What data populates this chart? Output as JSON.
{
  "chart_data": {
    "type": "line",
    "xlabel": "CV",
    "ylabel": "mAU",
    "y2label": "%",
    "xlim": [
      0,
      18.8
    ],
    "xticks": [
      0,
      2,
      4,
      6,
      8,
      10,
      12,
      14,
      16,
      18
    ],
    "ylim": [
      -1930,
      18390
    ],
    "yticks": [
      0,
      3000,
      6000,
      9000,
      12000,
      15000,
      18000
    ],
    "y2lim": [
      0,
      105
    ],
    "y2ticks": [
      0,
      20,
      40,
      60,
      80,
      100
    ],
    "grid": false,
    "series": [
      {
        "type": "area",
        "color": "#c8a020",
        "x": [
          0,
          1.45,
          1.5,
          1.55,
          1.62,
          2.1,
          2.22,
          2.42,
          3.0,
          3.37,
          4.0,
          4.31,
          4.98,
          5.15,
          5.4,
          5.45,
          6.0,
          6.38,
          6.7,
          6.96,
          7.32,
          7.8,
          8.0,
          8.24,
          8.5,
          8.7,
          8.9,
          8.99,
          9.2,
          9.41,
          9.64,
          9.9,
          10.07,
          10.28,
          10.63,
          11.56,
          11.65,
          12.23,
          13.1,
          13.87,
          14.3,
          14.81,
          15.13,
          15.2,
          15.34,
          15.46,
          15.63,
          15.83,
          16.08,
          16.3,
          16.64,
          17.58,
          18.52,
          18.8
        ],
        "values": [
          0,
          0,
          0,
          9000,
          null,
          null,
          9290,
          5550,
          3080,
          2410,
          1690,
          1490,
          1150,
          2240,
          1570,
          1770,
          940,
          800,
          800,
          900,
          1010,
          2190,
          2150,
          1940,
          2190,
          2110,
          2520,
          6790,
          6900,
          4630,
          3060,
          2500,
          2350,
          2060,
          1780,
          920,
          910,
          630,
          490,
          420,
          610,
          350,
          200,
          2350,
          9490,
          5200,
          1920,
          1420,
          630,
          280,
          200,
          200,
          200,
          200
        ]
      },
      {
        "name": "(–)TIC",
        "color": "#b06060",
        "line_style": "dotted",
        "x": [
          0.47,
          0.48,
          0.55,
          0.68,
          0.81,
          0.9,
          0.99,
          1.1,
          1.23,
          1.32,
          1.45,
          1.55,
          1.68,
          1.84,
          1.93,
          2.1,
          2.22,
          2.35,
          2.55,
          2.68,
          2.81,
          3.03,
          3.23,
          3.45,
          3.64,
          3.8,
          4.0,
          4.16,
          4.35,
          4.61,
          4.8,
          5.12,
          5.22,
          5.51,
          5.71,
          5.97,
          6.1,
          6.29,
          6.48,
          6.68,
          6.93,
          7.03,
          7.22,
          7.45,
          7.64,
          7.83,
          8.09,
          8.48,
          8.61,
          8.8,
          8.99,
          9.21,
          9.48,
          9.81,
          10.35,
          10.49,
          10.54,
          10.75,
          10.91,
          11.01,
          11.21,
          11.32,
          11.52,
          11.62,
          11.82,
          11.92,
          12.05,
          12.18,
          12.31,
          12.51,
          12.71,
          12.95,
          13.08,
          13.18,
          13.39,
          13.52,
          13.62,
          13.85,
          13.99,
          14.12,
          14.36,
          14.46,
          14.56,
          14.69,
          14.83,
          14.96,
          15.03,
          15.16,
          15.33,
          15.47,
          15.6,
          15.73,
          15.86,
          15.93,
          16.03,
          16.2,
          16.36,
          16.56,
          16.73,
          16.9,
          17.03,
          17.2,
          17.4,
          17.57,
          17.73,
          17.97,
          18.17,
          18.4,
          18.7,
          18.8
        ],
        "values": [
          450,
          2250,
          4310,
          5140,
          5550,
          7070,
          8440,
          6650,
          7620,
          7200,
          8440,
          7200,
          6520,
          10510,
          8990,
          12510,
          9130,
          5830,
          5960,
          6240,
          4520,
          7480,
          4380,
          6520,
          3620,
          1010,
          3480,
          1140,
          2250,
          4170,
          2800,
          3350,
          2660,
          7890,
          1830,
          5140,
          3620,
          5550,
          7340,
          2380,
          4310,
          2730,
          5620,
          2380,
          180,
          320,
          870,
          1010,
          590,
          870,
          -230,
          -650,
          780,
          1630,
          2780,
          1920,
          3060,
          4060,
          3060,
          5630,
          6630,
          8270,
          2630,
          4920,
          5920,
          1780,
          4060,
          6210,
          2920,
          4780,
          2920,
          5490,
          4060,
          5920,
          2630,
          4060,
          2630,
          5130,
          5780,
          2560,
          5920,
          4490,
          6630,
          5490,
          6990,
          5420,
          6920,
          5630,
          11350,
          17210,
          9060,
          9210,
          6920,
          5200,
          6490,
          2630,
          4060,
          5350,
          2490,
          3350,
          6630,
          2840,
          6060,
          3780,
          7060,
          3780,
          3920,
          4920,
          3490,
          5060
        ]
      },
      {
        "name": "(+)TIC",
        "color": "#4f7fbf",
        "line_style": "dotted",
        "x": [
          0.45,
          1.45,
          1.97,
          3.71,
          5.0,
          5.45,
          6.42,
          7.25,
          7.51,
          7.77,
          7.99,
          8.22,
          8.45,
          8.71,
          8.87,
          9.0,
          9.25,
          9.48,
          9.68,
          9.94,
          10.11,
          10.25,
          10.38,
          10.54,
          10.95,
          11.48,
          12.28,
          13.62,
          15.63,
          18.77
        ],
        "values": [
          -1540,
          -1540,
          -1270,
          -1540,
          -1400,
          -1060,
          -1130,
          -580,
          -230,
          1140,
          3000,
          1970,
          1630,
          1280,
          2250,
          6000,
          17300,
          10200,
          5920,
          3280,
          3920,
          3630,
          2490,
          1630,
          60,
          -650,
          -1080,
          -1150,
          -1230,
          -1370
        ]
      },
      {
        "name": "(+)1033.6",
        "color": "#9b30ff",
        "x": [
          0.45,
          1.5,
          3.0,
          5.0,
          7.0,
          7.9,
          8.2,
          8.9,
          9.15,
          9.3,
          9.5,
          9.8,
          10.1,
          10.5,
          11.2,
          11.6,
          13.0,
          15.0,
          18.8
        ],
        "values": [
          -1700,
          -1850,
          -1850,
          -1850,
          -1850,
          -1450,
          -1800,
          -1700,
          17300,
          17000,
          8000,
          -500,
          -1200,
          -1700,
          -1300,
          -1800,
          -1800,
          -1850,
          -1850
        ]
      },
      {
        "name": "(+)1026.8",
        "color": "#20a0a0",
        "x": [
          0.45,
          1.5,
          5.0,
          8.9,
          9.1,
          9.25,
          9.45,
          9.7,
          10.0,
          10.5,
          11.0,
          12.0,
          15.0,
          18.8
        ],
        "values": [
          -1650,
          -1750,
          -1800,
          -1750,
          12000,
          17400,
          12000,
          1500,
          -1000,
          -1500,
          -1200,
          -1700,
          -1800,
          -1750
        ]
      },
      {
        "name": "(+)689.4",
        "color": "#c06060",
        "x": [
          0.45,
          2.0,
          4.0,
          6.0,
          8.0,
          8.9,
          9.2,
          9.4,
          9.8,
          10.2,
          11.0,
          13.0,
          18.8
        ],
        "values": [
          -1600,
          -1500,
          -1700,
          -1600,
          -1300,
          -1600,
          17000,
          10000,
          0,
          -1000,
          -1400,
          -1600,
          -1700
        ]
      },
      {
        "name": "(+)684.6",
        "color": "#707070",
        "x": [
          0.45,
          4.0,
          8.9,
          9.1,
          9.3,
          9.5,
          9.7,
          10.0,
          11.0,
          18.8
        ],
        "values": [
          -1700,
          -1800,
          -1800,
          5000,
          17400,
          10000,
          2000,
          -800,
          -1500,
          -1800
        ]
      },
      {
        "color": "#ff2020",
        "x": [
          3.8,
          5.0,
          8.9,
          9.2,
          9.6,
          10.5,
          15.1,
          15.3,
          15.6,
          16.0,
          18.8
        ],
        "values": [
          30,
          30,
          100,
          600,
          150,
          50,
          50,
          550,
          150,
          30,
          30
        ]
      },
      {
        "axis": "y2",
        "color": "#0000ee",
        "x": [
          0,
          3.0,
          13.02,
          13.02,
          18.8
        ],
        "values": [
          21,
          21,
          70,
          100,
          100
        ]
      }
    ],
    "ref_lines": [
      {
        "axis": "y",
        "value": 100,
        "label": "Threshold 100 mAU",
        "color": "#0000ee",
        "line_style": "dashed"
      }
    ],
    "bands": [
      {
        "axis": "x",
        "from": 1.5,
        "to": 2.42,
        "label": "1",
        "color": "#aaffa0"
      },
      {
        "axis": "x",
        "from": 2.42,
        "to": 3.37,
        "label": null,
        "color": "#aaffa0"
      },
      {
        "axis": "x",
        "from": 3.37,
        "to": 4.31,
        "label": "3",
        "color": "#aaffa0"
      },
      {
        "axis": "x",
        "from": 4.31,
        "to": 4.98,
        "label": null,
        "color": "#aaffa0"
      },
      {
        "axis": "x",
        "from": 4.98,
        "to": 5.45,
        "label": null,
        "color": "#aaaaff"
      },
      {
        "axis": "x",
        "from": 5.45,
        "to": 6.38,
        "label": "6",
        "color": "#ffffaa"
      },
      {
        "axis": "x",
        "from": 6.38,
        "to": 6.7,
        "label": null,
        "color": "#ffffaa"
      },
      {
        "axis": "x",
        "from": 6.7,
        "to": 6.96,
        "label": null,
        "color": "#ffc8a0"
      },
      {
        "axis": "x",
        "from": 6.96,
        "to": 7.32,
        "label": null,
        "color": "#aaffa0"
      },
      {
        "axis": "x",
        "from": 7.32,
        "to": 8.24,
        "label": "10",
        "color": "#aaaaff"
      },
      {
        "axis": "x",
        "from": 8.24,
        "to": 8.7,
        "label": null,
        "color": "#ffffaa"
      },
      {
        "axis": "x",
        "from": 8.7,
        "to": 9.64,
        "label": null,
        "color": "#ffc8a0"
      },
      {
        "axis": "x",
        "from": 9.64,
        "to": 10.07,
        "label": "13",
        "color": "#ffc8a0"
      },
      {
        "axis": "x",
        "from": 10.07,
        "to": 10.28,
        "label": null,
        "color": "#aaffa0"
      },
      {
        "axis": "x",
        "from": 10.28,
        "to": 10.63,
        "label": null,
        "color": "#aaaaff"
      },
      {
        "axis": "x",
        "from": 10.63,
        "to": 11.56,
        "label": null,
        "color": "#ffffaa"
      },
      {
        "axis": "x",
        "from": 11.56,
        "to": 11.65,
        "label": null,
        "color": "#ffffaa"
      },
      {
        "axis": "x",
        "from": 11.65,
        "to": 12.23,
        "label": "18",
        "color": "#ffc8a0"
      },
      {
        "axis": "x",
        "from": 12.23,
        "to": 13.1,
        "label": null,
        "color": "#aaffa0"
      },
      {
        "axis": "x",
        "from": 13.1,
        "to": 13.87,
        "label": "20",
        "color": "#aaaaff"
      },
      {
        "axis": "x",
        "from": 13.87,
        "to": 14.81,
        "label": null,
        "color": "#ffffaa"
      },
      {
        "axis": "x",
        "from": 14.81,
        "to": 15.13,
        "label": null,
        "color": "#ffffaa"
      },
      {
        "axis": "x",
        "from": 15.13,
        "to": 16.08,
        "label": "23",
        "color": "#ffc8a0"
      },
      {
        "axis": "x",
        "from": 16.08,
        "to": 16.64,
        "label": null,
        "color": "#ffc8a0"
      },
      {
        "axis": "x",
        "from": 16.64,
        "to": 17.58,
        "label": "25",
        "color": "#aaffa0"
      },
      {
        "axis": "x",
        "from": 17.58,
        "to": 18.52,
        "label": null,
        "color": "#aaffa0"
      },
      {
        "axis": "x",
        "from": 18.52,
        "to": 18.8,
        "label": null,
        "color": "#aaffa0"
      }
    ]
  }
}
------------------------
## What is being asked:
Determine the number of lines in these entries that contain the word "name", and write only that number.

## Solution to this problem:
6